WHAT TO WORK ON -
Return all lines below containing the word "Cube".

─── SUPPLIED RECORDS ───

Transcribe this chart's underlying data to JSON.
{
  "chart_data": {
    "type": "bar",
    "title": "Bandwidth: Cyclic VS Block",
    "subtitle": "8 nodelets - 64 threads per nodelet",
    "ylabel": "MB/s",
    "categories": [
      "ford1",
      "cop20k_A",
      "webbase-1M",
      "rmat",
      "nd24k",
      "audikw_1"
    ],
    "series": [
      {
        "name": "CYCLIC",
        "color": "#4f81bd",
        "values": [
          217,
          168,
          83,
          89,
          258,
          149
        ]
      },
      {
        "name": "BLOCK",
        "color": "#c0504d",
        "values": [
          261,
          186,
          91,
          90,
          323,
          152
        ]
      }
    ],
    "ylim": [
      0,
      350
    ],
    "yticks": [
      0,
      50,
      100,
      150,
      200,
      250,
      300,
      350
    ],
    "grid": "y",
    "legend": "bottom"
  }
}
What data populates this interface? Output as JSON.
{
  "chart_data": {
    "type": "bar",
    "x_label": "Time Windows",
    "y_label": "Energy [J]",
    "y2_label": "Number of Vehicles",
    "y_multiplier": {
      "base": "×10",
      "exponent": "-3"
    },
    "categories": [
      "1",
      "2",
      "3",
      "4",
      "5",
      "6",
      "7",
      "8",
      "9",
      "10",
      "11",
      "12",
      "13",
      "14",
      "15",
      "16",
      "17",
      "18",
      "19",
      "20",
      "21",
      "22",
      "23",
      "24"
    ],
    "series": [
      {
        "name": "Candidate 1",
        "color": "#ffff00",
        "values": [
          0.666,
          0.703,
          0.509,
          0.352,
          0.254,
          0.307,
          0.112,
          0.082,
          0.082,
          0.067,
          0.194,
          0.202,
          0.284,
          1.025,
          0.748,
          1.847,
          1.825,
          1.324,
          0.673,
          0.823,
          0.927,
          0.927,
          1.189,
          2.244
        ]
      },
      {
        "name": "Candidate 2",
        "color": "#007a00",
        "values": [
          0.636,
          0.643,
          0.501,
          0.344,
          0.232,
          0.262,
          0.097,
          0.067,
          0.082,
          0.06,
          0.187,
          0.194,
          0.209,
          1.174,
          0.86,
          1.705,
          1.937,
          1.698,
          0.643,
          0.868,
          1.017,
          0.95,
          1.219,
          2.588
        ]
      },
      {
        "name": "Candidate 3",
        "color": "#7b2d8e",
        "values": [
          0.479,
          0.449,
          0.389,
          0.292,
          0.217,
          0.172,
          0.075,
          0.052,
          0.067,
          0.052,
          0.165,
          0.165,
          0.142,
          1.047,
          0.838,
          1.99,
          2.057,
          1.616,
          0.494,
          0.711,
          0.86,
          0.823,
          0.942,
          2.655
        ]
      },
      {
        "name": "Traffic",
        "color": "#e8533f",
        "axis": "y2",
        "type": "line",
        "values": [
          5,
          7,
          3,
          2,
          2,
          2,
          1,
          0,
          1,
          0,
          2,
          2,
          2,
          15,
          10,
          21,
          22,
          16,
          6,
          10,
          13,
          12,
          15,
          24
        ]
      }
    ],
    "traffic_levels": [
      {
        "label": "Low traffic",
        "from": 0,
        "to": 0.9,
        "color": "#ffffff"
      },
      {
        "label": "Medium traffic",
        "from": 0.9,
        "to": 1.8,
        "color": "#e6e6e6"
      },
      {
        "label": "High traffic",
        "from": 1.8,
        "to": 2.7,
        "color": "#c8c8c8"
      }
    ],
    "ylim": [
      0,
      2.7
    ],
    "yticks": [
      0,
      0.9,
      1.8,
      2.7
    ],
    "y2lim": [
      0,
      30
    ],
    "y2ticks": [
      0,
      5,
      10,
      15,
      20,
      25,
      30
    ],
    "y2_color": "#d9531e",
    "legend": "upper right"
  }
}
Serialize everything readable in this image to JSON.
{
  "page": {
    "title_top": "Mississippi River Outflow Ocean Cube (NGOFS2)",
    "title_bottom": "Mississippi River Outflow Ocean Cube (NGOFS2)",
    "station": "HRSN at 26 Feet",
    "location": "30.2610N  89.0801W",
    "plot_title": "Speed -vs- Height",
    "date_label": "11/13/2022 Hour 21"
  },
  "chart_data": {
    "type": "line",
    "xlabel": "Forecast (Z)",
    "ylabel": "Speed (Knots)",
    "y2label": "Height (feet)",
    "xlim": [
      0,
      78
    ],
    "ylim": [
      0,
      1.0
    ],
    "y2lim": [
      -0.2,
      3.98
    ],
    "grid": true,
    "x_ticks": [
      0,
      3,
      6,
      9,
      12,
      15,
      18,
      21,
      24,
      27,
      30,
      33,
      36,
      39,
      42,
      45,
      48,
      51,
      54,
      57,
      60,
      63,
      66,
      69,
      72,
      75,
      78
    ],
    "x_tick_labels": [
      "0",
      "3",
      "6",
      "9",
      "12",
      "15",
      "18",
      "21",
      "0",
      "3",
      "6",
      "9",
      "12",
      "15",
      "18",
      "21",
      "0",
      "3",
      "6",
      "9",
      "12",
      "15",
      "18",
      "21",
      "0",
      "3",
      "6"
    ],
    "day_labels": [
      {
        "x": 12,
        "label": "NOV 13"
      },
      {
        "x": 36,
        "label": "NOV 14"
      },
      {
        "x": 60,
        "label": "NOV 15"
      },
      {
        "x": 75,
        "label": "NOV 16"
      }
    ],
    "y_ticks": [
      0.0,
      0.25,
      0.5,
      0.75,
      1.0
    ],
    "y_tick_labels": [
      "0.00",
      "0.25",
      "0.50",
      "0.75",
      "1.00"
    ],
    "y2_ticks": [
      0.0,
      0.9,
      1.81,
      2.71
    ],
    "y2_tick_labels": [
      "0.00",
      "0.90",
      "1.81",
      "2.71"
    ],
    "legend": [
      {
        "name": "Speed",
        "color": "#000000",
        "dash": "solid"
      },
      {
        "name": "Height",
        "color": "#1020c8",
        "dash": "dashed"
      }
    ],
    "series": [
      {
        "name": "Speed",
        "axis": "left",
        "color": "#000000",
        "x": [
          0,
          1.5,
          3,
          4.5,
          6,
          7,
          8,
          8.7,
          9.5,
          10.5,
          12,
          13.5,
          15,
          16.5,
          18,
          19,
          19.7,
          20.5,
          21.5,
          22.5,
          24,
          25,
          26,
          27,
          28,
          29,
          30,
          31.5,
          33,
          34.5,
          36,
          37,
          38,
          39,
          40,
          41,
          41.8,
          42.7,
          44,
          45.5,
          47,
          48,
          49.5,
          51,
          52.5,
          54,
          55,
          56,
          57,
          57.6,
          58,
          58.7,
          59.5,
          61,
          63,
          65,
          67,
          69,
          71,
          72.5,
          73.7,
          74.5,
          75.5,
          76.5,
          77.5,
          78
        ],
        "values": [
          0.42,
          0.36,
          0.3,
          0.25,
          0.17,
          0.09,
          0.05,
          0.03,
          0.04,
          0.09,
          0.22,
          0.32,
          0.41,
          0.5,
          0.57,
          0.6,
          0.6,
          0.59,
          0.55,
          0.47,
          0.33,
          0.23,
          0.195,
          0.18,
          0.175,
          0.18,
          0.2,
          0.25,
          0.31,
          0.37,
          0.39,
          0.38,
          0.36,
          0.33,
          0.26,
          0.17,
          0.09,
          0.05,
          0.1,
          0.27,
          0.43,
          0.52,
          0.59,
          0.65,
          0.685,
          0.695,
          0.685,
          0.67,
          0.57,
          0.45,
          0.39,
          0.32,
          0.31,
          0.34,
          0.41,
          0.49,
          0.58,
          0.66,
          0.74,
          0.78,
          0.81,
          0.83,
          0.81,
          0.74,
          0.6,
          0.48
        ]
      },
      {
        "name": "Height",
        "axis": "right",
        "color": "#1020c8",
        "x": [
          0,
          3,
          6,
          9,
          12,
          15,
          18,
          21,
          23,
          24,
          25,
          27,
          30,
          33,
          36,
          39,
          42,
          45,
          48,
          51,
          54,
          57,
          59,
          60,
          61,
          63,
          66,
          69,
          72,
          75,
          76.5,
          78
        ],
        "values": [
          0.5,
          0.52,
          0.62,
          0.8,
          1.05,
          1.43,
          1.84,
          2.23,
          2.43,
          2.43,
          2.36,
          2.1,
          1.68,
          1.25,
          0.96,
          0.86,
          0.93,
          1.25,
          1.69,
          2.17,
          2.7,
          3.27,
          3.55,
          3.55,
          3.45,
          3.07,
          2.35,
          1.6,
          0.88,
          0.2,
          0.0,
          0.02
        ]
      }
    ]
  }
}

───

RIGHT ANSWER -
    "title_top": "Mississippi River Outflow Ocean Cube (NGOFS2)",
    "title_bottom": "Mississippi River Outflow Ocean Cube (NGOFS2)",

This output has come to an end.